> **SET EXERCISE**:
List each line of the data that holds the string "legend".

> **MATERIAL**:
----

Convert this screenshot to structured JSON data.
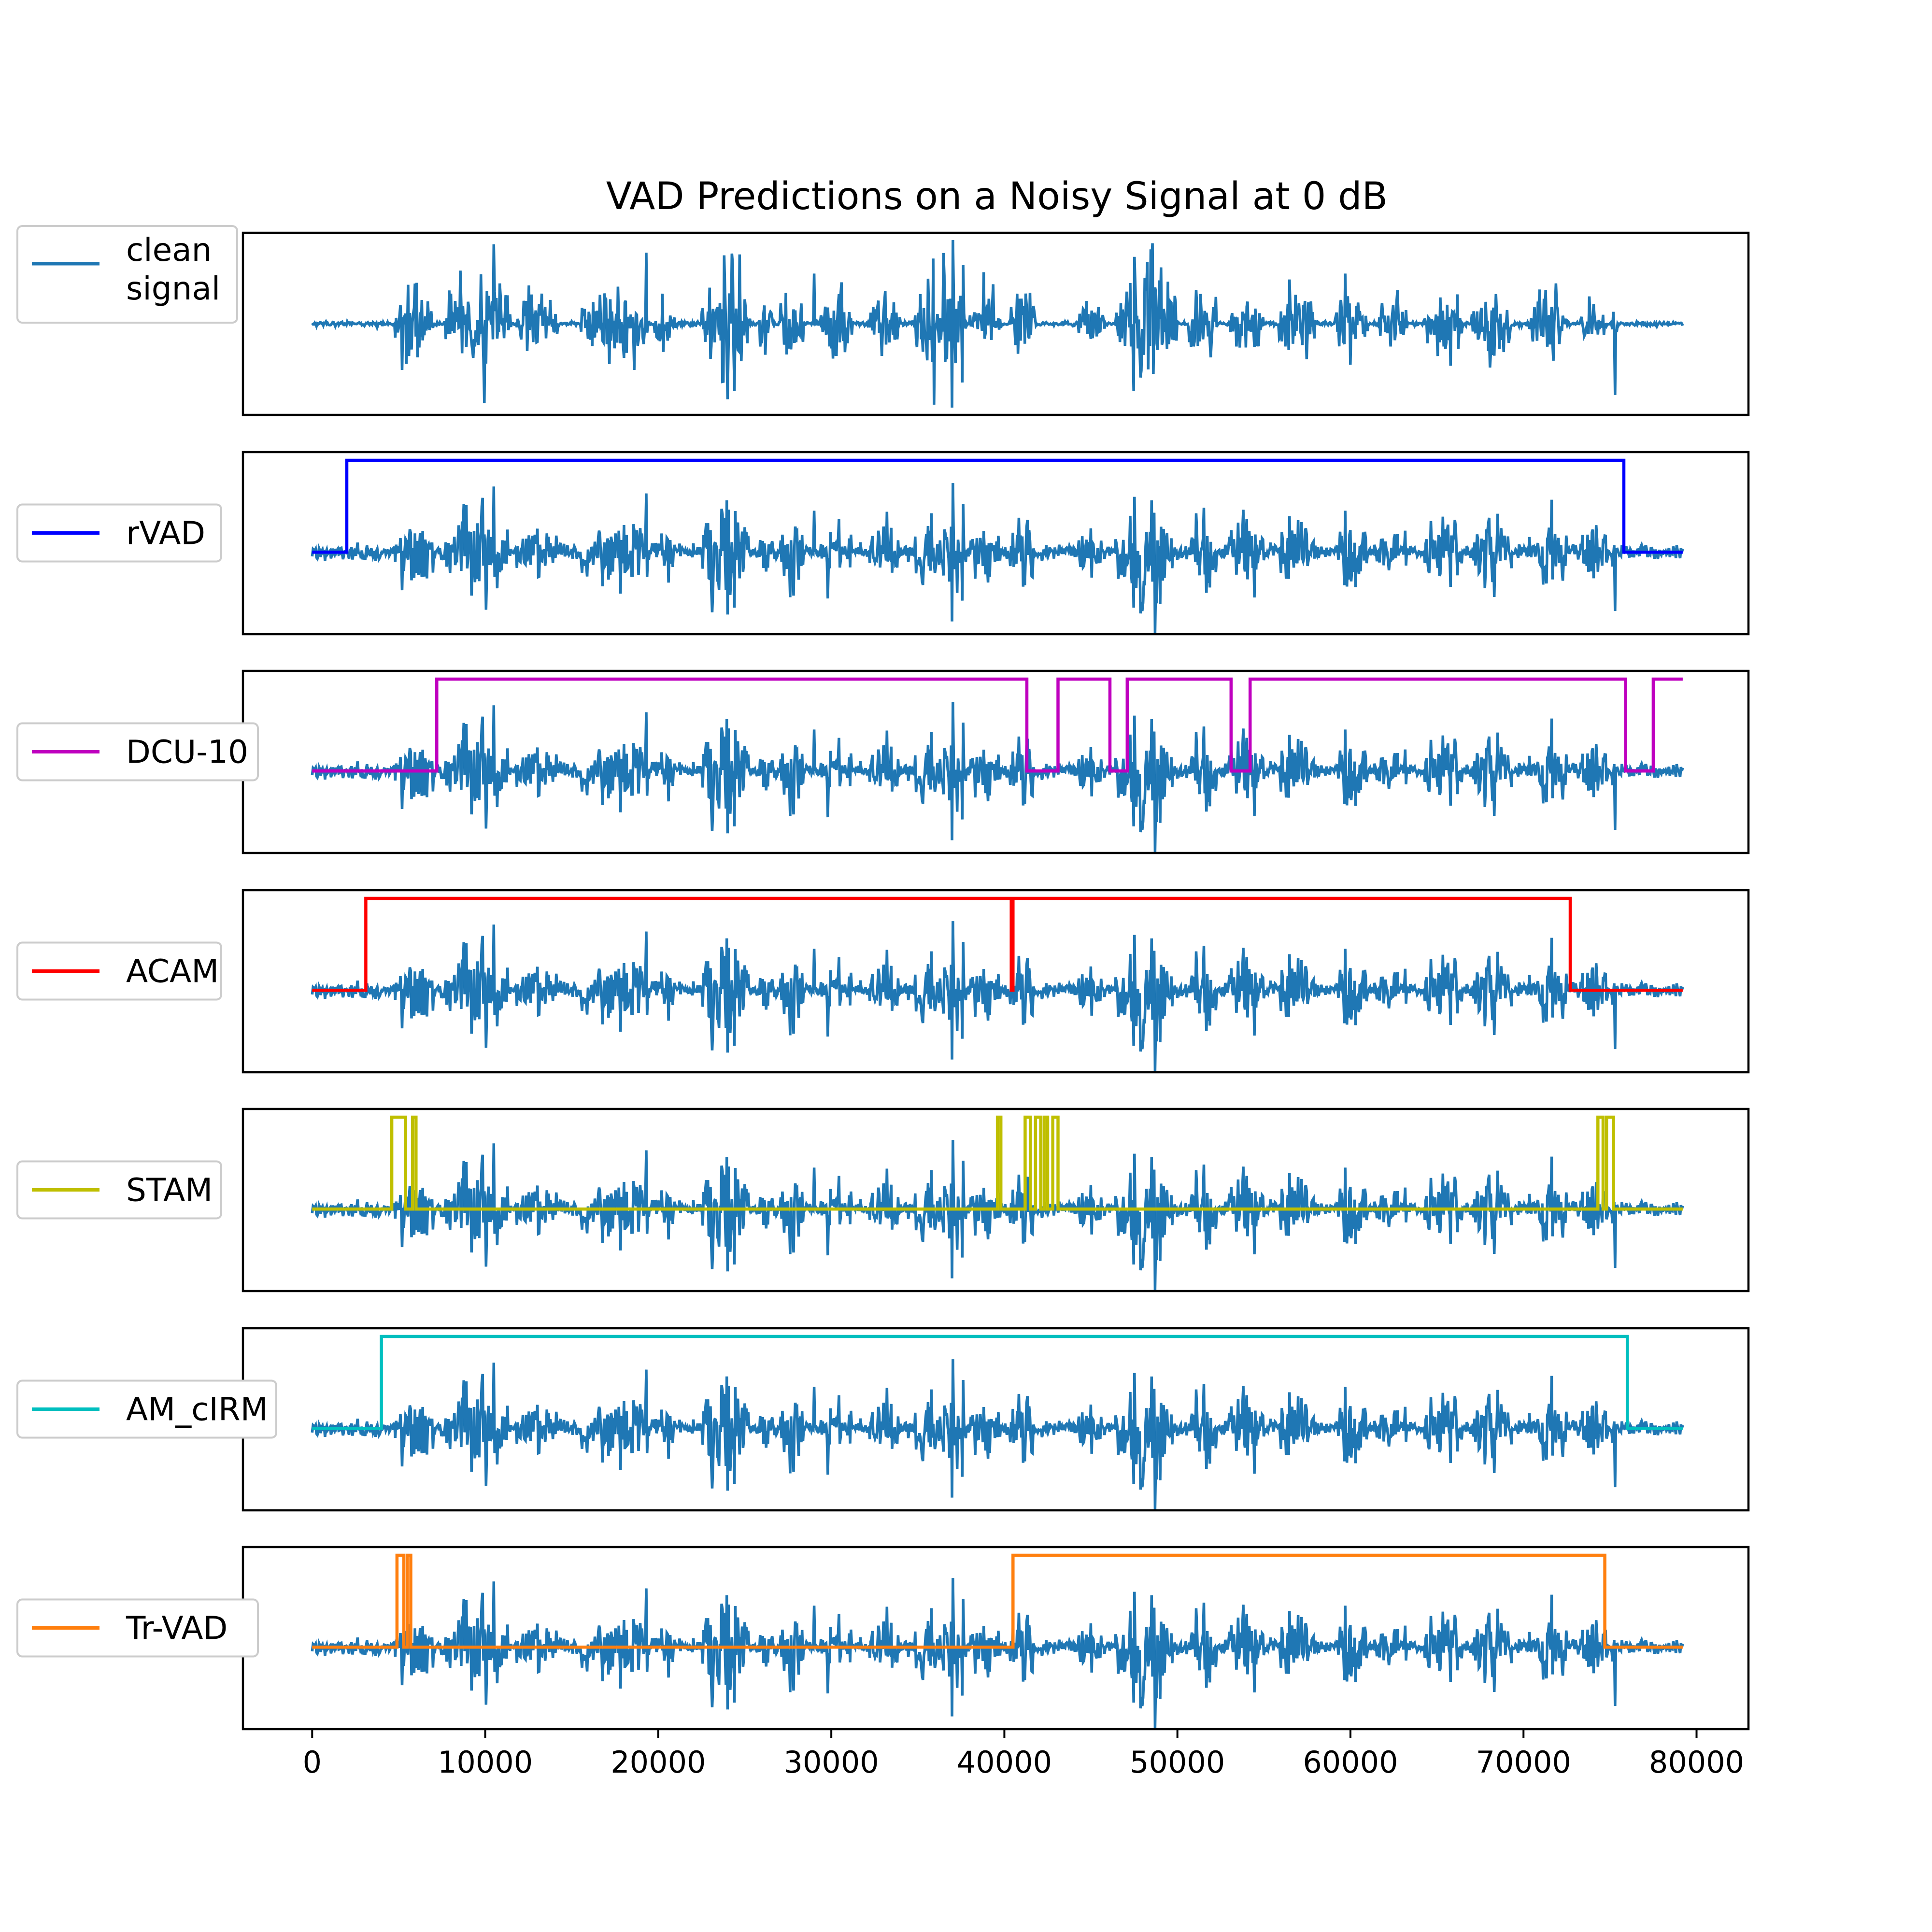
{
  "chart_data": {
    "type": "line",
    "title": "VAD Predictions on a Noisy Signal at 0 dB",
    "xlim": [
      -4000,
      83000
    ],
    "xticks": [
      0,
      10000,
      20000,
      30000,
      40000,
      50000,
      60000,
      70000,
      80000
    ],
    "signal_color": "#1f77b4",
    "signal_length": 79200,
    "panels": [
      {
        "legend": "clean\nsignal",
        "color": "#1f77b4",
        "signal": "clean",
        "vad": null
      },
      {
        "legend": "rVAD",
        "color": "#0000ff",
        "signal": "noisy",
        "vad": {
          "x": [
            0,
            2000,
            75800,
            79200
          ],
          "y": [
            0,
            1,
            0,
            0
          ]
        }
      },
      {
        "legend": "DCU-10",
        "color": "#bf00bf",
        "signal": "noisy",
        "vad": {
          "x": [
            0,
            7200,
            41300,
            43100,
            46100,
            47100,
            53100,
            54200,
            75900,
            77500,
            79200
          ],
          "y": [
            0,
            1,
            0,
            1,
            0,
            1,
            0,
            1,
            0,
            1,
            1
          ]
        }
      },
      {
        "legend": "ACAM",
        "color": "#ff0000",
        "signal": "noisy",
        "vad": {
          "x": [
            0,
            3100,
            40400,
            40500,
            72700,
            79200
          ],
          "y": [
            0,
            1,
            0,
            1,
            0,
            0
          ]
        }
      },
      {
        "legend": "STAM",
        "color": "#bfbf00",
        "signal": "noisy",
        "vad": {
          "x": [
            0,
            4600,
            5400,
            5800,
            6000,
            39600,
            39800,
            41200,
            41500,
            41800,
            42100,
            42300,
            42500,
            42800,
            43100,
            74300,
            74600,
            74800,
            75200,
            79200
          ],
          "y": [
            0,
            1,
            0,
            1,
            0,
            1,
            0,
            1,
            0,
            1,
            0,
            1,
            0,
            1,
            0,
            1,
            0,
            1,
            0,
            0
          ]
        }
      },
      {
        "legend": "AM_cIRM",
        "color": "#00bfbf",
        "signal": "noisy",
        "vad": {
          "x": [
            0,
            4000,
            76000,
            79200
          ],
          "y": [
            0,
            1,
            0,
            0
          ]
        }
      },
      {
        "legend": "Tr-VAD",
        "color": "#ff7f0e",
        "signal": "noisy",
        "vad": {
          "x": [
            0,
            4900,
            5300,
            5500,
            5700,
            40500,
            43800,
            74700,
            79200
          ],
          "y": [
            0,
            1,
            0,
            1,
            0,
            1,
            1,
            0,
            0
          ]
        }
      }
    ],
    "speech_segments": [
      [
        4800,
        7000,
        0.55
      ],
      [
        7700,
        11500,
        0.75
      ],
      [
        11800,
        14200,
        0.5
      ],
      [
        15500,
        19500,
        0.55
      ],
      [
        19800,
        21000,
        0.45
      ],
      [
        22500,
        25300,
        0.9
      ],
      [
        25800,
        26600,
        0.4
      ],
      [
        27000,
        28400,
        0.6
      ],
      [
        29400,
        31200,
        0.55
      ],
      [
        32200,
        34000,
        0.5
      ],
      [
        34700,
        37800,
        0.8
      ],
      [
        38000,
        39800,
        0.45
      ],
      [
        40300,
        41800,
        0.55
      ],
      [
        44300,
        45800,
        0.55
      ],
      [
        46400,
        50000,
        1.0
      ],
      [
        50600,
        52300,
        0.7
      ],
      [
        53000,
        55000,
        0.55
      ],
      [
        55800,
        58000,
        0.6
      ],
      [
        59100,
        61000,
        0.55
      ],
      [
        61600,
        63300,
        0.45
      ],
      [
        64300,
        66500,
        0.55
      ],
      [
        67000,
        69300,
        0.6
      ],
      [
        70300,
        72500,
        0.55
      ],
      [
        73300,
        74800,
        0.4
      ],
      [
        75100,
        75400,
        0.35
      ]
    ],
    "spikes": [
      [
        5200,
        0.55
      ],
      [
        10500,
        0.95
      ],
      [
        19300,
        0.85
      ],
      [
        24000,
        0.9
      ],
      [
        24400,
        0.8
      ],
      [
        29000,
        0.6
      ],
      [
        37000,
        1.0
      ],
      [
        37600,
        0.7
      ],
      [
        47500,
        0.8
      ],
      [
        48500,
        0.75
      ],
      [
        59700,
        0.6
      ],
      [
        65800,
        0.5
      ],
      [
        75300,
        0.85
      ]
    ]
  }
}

----

> **ANSWER BELOW**:
        "legend": "clean\nsignal",
        "legend": "rVAD",
        "legend": "DCU-10",
        "legend": "ACAM",
        "legend": "STAM",
        "legend": "AM_cIRM",
        "legend": "Tr-VAD",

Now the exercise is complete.